◆ Stated exercise:
Without including any pictures, write out the listing below exactly.

--- START OF Record set ---

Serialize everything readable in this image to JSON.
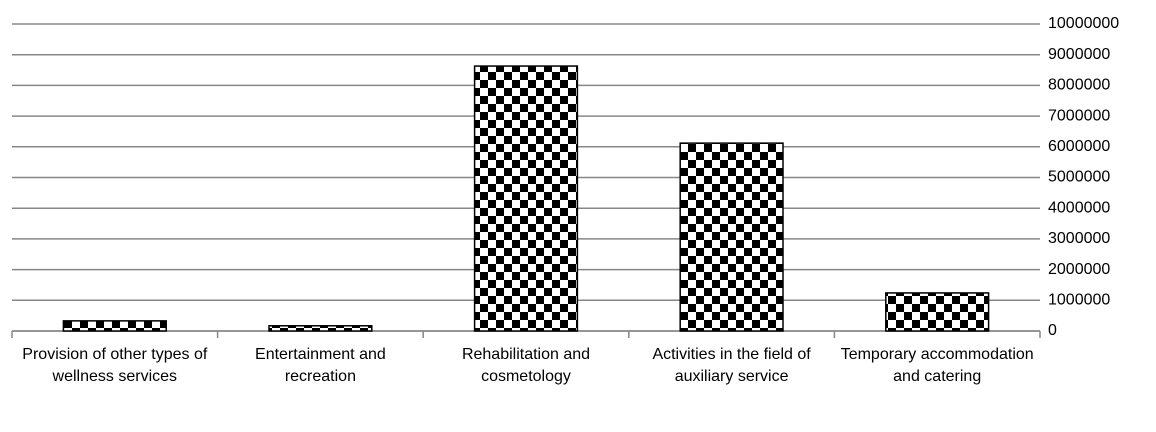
{
  "chart_data": {
    "type": "bar",
    "categories": [
      "Provision of other types of wellness services",
      "Entertainment and recreation",
      "Rehabilitation and cosmetology",
      "Activities in the field of auxiliary service",
      "Temporary accommodation and catering"
    ],
    "values": [
      330000,
      170000,
      8630000,
      6120000,
      1240000
    ],
    "color": "#000000",
    "pattern": "checkerboard",
    "ylim": [
      0,
      10000000
    ],
    "yticks": [
      0,
      1000000,
      2000000,
      3000000,
      4000000,
      5000000,
      6000000,
      7000000,
      8000000,
      9000000,
      10000000
    ],
    "grid": true,
    "yaxis_side": "right"
  }
}
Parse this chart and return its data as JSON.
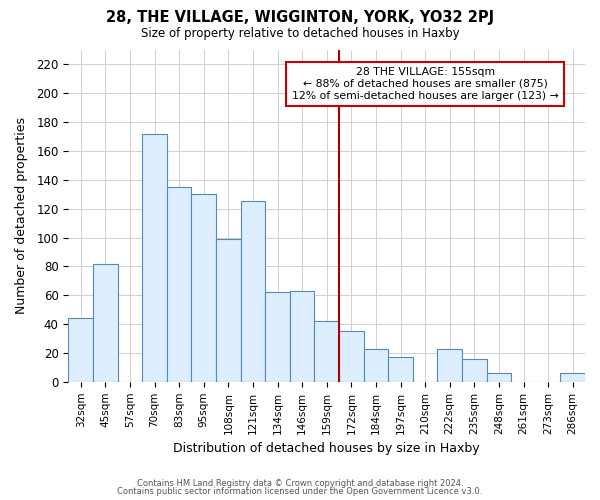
{
  "title": "28, THE VILLAGE, WIGGINTON, YORK, YO32 2PJ",
  "subtitle": "Size of property relative to detached houses in Haxby",
  "xlabel": "Distribution of detached houses by size in Haxby",
  "ylabel": "Number of detached properties",
  "footer_line1": "Contains HM Land Registry data © Crown copyright and database right 2024.",
  "footer_line2": "Contains public sector information licensed under the Open Government Licence v3.0.",
  "bar_labels": [
    "32sqm",
    "45sqm",
    "57sqm",
    "70sqm",
    "83sqm",
    "95sqm",
    "108sqm",
    "121sqm",
    "134sqm",
    "146sqm",
    "159sqm",
    "172sqm",
    "184sqm",
    "197sqm",
    "210sqm",
    "222sqm",
    "235sqm",
    "248sqm",
    "261sqm",
    "273sqm",
    "286sqm"
  ],
  "bar_values": [
    44,
    82,
    0,
    172,
    135,
    130,
    99,
    125,
    62,
    63,
    42,
    35,
    23,
    17,
    0,
    23,
    16,
    6,
    0,
    0,
    6
  ],
  "bar_color": "#ddeeff",
  "bar_edge_color": "#5588bb",
  "grid_color": "#d0d0d0",
  "vline_color": "#aa0000",
  "vline_index": 10,
  "annotation_title": "28 THE VILLAGE: 155sqm",
  "annotation_line1": "← 88% of detached houses are smaller (875)",
  "annotation_line2": "12% of semi-detached houses are larger (123) →",
  "ylim": [
    0,
    230
  ],
  "yticks": [
    0,
    20,
    40,
    60,
    80,
    100,
    120,
    140,
    160,
    180,
    200,
    220
  ],
  "fig_width": 6.0,
  "fig_height": 5.0,
  "fig_dpi": 100
}
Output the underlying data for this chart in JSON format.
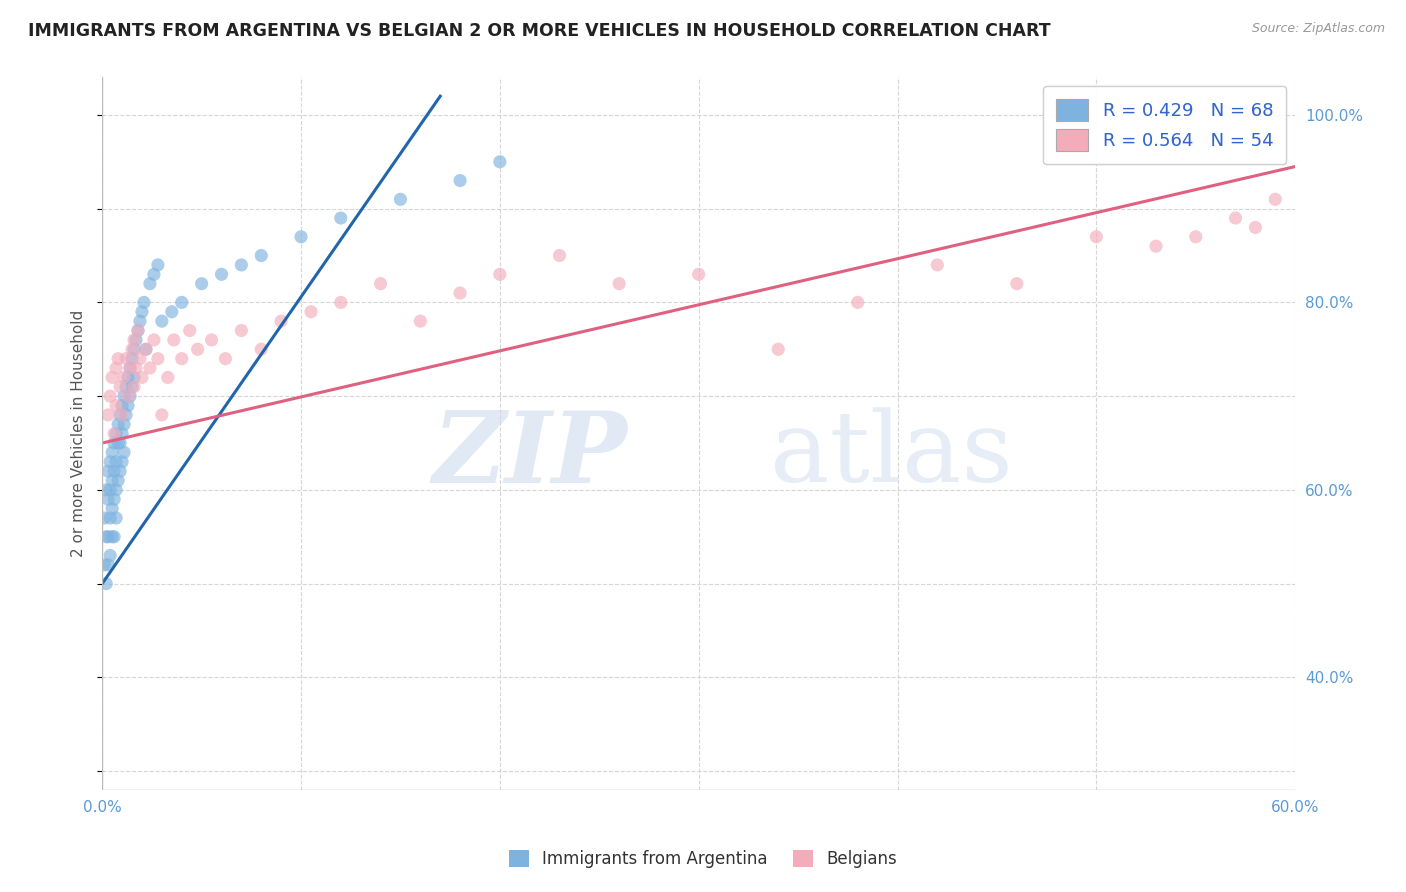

--- END OF Record set ---

◆ Solution to this exercise:
Serialize everything readable in this image to JSON.
{
  "chart_data": {
    "type": "bar",
    "categories": [
      "Provision of other types of wellness services",
      "Entertainment and recreation",
      "Rehabilitation and cosmetology",
      "Activities in the field of auxiliary service",
      "Temporary accommodation and catering"
    ],
    "values": [
      330000,
      170000,
      8630000,
      6120000,
      1240000
    ],
    "color": "#000000",
    "pattern": "checkerboard",
    "ylim": [
      0,
      10000000
    ],
    "yticks": [
      0,
      1000000,
      2000000,
      3000000,
      4000000,
      5000000,
      6000000,
      7000000,
      8000000,
      9000000,
      10000000
    ],
    "grid": true,
    "yaxis_side": "right"
  }
}
Parse this chart and return its data as JSON.
{
  "title": "28, THE VILLAGE, WIGGINTON, YORK, YO32 2PJ",
  "subtitle": "Size of property relative to detached houses in Haxby",
  "xlabel": "Distribution of detached houses by size in Haxby",
  "ylabel": "Number of detached properties",
  "footer_line1": "Contains HM Land Registry data © Crown copyright and database right 2024.",
  "footer_line2": "Contains public sector information licensed under the Open Government Licence v3.0.",
  "bar_labels": [
    "32sqm",
    "45sqm",
    "57sqm",
    "70sqm",
    "83sqm",
    "95sqm",
    "108sqm",
    "121sqm",
    "134sqm",
    "146sqm",
    "159sqm",
    "172sqm",
    "184sqm",
    "197sqm",
    "210sqm",
    "222sqm",
    "235sqm",
    "248sqm",
    "261sqm",
    "273sqm",
    "286sqm"
  ],
  "bar_values": [
    44,
    82,
    0,
    172,
    135,
    130,
    99,
    125,
    62,
    63,
    42,
    35,
    23,
    17,
    0,
    23,
    16,
    6,
    0,
    0,
    6
  ],
  "bar_color": "#ddeeff",
  "bar_edge_color": "#5588bb",
  "grid_color": "#d0d0d0",
  "vline_color": "#aa0000",
  "vline_index": 10,
  "annotation_title": "28 THE VILLAGE: 155sqm",
  "annotation_line1": "← 88% of detached houses are smaller (875)",
  "annotation_line2": "12% of semi-detached houses are larger (123) →",
  "ylim": [
    0,
    230
  ],
  "yticks": [
    0,
    20,
    40,
    60,
    80,
    100,
    120,
    140,
    160,
    180,
    200,
    220
  ],
  "fig_width": 6.0,
  "fig_height": 5.0,
  "fig_dpi": 100
}
Output the underlying data for this chart in JSON format.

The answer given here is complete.